▸ DATA FOR THE TASK:
-=-=-=-=-

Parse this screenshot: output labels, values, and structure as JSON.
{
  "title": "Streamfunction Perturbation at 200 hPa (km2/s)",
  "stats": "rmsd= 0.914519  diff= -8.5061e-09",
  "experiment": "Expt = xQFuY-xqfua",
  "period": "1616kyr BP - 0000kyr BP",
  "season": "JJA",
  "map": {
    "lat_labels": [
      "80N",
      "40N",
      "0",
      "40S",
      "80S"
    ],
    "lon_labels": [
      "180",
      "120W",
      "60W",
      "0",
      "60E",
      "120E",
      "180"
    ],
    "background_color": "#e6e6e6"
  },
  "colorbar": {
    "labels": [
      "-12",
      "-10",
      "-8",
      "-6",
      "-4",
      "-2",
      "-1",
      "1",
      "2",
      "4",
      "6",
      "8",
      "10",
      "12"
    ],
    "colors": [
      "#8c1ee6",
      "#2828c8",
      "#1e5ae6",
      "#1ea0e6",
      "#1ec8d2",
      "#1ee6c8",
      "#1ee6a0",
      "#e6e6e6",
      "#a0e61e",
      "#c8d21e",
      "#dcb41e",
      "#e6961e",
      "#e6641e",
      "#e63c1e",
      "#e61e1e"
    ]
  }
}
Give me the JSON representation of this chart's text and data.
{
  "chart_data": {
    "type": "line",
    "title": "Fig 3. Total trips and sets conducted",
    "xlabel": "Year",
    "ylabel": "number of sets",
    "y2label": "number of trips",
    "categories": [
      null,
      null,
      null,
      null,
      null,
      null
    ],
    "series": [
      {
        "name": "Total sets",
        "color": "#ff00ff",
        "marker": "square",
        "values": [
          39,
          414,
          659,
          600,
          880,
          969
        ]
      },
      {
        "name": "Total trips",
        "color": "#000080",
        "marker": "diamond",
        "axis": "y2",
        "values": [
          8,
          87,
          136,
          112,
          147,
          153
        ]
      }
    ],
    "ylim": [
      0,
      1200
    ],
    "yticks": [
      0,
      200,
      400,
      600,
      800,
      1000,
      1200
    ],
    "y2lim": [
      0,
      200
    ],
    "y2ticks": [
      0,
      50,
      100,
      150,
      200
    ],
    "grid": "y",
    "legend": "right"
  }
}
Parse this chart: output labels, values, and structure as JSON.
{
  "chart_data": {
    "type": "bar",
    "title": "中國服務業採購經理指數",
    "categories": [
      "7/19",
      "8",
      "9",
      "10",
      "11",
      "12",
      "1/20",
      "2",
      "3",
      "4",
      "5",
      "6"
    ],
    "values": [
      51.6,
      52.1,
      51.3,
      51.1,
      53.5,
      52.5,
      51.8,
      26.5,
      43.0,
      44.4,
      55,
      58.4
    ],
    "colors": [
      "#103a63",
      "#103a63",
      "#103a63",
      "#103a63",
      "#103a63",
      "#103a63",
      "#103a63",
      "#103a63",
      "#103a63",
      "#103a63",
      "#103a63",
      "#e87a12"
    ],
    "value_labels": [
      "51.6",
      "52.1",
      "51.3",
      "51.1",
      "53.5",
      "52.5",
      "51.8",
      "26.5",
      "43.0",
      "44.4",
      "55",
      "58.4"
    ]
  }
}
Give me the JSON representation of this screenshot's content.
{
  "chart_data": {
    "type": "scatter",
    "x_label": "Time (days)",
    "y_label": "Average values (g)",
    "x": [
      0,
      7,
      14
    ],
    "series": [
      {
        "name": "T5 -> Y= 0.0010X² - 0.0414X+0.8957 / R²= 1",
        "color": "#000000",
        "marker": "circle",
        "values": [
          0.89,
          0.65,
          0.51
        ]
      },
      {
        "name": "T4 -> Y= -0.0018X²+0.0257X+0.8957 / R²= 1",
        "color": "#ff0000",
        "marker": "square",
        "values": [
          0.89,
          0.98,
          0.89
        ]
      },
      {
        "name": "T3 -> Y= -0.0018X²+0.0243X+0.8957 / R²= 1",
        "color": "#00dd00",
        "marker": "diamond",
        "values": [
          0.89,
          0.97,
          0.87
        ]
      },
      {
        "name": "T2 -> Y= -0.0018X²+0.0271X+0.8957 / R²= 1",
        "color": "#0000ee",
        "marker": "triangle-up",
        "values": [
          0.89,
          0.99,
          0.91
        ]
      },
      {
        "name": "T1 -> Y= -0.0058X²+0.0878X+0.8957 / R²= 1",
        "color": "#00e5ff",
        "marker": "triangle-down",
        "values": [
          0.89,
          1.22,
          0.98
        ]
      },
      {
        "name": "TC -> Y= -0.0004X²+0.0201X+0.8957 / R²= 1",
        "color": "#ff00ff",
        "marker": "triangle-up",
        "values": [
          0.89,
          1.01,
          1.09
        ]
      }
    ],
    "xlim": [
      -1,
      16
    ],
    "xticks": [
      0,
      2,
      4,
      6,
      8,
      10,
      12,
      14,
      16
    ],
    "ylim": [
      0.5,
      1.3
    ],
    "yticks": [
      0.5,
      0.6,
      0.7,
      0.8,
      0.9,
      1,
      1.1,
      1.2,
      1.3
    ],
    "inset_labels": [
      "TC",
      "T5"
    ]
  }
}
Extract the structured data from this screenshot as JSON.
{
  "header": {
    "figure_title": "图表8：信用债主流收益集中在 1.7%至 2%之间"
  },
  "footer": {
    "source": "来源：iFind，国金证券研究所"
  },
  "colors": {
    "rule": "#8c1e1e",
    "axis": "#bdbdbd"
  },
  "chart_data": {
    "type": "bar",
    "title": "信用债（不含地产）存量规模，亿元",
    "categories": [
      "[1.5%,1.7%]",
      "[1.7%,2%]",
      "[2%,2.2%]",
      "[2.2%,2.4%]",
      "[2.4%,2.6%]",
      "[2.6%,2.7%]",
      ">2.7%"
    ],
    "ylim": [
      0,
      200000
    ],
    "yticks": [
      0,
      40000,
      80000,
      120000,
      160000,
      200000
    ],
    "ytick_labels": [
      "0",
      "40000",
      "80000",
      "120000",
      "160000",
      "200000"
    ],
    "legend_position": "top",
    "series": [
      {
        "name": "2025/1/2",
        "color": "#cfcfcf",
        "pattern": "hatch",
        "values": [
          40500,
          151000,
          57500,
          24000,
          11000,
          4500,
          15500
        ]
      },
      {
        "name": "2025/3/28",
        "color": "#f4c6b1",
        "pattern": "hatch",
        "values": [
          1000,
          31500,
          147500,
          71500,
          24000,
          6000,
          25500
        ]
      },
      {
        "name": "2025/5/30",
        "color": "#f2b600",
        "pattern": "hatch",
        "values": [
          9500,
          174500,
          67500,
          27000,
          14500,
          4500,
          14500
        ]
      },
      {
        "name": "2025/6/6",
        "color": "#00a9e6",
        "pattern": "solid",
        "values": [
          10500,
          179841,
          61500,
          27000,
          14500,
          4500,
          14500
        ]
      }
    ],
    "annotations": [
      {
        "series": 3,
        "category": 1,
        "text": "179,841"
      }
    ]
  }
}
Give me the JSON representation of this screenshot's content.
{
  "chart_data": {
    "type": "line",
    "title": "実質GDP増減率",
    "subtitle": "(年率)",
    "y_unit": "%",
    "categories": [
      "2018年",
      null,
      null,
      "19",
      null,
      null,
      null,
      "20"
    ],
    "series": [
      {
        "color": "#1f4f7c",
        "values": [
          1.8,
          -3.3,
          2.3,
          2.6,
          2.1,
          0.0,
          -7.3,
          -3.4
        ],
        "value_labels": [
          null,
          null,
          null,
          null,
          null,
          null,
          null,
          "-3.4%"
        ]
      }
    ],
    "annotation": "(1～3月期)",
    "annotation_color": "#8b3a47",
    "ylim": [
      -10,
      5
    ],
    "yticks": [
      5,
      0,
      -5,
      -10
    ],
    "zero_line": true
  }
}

-=-=-=-=-

▸ TASK INSTRUCTIONS:
Type the whole listing again, unaltered.

▸ ANSWER TO THIS EXERCISE:
Parse this screenshot: output labels, values, and structure as JSON.
{
  "title": "Streamfunction Perturbation at 200 hPa (km2/s)",
  "stats": "rmsd= 0.914519  diff= -8.5061e-09",
  "experiment": "Expt = xQFuY-xqfua",
  "period": "1616kyr BP - 0000kyr BP",
  "season": "JJA",
  "map": {
    "lat_labels": [
      "80N",
      "40N",
      "0",
      "40S",
      "80S"
    ],
    "lon_labels": [
      "180",
      "120W",
      "60W",
      "0",
      "60E",
      "120E",
      "180"
    ],
    "background_color": "#e6e6e6"
  },
  "colorbar": {
    "labels": [
      "-12",
      "-10",
      "-8",
      "-6",
      "-4",
      "-2",
      "-1",
      "1",
      "2",
      "4",
      "6",
      "8",
      "10",
      "12"
    ],
    "colors": [
      "#8c1ee6",
      "#2828c8",
      "#1e5ae6",
      "#1ea0e6",
      "#1ec8d2",
      "#1ee6c8",
      "#1ee6a0",
      "#e6e6e6",
      "#a0e61e",
      "#c8d21e",
      "#dcb41e",
      "#e6961e",
      "#e6641e",
      "#e63c1e",
      "#e61e1e"
    ]
  }
}
Give me the JSON representation of this chart's text and data.
{
  "chart_data": {
    "type": "line",
    "title": "Fig 3. Total trips and sets conducted",
    "xlabel": "Year",
    "ylabel": "number of sets",
    "y2label": "number of trips",
    "categories": [
      null,
      null,
      null,
      null,
      null,
      null
    ],
    "series": [
      {
        "name": "Total sets",
        "color": "#ff00ff",
        "marker": "square",
        "values": [
          39,
          414,
          659,
          600,
          880,
          969
        ]
      },
      {
        "name": "Total trips",
        "color": "#000080",
        "marker": "diamond",
        "axis": "y2",
        "values": [
          8,
          87,
          136,
          112,
          147,
          153
        ]
      }
    ],
    "ylim": [
      0,
      1200
    ],
    "yticks": [
      0,
      200,
      400,
      600,
      800,
      1000,
      1200
    ],
    "y2lim": [
      0,
      200
    ],
    "y2ticks": [
      0,
      50,
      100,
      150,
      200
    ],
    "grid": "y",
    "legend": "right"
  }
}
Parse this chart: output labels, values, and structure as JSON.
{
  "chart_data": {
    "type": "bar",
    "title": "中國服務業採購經理指數",
    "categories": [
      "7/19",
      "8",
      "9",
      "10",
      "11",
      "12",
      "1/20",
      "2",
      "3",
      "4",
      "5",
      "6"
    ],
    "values": [
      51.6,
      52.1,
      51.3,
      51.1,
      53.5,
      52.5,
      51.8,
      26.5,
      43.0,
      44.4,
      55,
      58.4
    ],
    "colors": [
      "#103a63",
      "#103a63",
      "#103a63",
      "#103a63",
      "#103a63",
      "#103a63",
      "#103a63",
      "#103a63",
      "#103a63",
      "#103a63",
      "#103a63",
      "#e87a12"
    ],
    "value_labels": [
      "51.6",
      "52.1",
      "51.3",
      "51.1",
      "53.5",
      "52.5",
      "51.8",
      "26.5",
      "43.0",
      "44.4",
      "55",
      "58.4"
    ]
  }
}
Give me the JSON representation of this screenshot's content.
{
  "chart_data": {
    "type": "scatter",
    "x_label": "Time (days)",
    "y_label": "Average values (g)",
    "x": [
      0,
      7,
      14
    ],
    "series": [
      {
        "name": "T5 -> Y= 0.0010X² - 0.0414X+0.8957 / R²= 1",
        "color": "#000000",
        "marker": "circle",
        "values": [
          0.89,
          0.65,
          0.51
        ]
      },
      {
        "name": "T4 -> Y= -0.0018X²+0.0257X+0.8957 / R²= 1",
        "color": "#ff0000",
        "marker": "square",
        "values": [
          0.89,
          0.98,
          0.89
        ]
      },
      {
        "name": "T3 -> Y= -0.0018X²+0.0243X+0.8957 / R²= 1",
        "color": "#00dd00",
        "marker": "diamond",
        "values": [
          0.89,
          0.97,
          0.87
        ]
      },
      {
        "name": "T2 -> Y= -0.0018X²+0.0271X+0.8957 / R²= 1",
        "color": "#0000ee",
        "marker": "triangle-up",
        "values": [
          0.89,
          0.99,
          0.91
        ]
      },
      {
        "name": "T1 -> Y= -0.0058X²+0.0878X+0.8957 / R²= 1",
        "color": "#00e5ff",
        "marker": "triangle-down",
        "values": [
          0.89,
          1.22,
          0.98
        ]
      },
      {
        "name": "TC -> Y= -0.0004X²+0.0201X+0.8957 / R²= 1",
        "color": "#ff00ff",
        "marker": "triangle-up",
        "values": [
          0.89,
          1.01,
          1.09
        ]
      }
    ],
    "xlim": [
      -1,
      16
    ],
    "xticks": [
      0,
      2,
      4,
      6,
      8,
      10,
      12,
      14,
      16
    ],
    "ylim": [
      0.5,
      1.3
    ],
    "yticks": [
      0.5,
      0.6,
      0.7,
      0.8,
      0.9,
      1,
      1.1,
      1.2,
      1.3
    ],
    "inset_labels": [
      "TC",
      "T5"
    ]
  }
}
Extract the structured data from this screenshot as JSON.
{
  "header": {
    "figure_title": "图表8：信用债主流收益集中在 1.7%至 2%之间"
  },
  "footer": {
    "source": "来源：iFind，国金证券研究所"
  },
  "colors": {
    "rule": "#8c1e1e",
    "axis": "#bdbdbd"
  },
  "chart_data": {
    "type": "bar",
    "title": "信用债（不含地产）存量规模，亿元",
    "categories": [
      "[1.5%,1.7%]",
      "[1.7%,2%]",
      "[2%,2.2%]",
      "[2.2%,2.4%]",
      "[2.4%,2.6%]",
      "[2.6%,2.7%]",
      ">2.7%"
    ],
    "ylim": [
      0,
      200000
    ],
    "yticks": [
      0,
      40000,
      80000,
      120000,
      160000,
      200000
    ],
    "ytick_labels": [
      "0",
      "40000",
      "80000",
      "120000",
      "160000",
      "200000"
    ],
    "legend_position": "top",
    "series": [
      {
        "name": "2025/1/2",
        "color": "#cfcfcf",
        "pattern": "hatch",
        "values": [
          40500,
          151000,
          57500,
          24000,
          11000,
          4500,
          15500
        ]
      },
      {
        "name": "2025/3/28",
        "color": "#f4c6b1",
        "pattern": "hatch",
        "values": [
          1000,
          31500,
          147500,
          71500,
          24000,
          6000,
          25500
        ]
      },
      {
        "name": "2025/5/30",
        "color": "#f2b600",
        "pattern": "hatch",
        "values": [
          9500,
          174500,
          67500,
          27000,
          14500,
          4500,
          14500
        ]
      },
      {
        "name": "2025/6/6",
        "color": "#00a9e6",
        "pattern": "solid",
        "values": [
          10500,
          179841,
          61500,
          27000,
          14500,
          4500,
          14500
        ]
      }
    ],
    "annotations": [
      {
        "series": 3,
        "category": 1,
        "text": "179,841"
      }
    ]
  }
}
Give me the JSON representation of this screenshot's content.
{
  "chart_data": {
    "type": "line",
    "title": "実質GDP増減率",
    "subtitle": "(年率)",
    "y_unit": "%",
    "categories": [
      "2018年",
      null,
      null,
      "19",
      null,
      null,
      null,
      "20"
    ],
    "series": [
      {
        "color": "#1f4f7c",
        "values": [
          1.8,
          -3.3,
          2.3,
          2.6,
          2.1,
          0.0,
          -7.3,
          -3.4
        ],
        "value_labels": [
          null,
          null,
          null,
          null,
          null,
          null,
          null,
          "-3.4%"
        ]
      }
    ],
    "annotation": "(1～3月期)",
    "annotation_color": "#8b3a47",
    "ylim": [
      -10,
      5
    ],
    "yticks": [
      5,
      0,
      -5,
      -10
    ],
    "zero_line": true
  }
}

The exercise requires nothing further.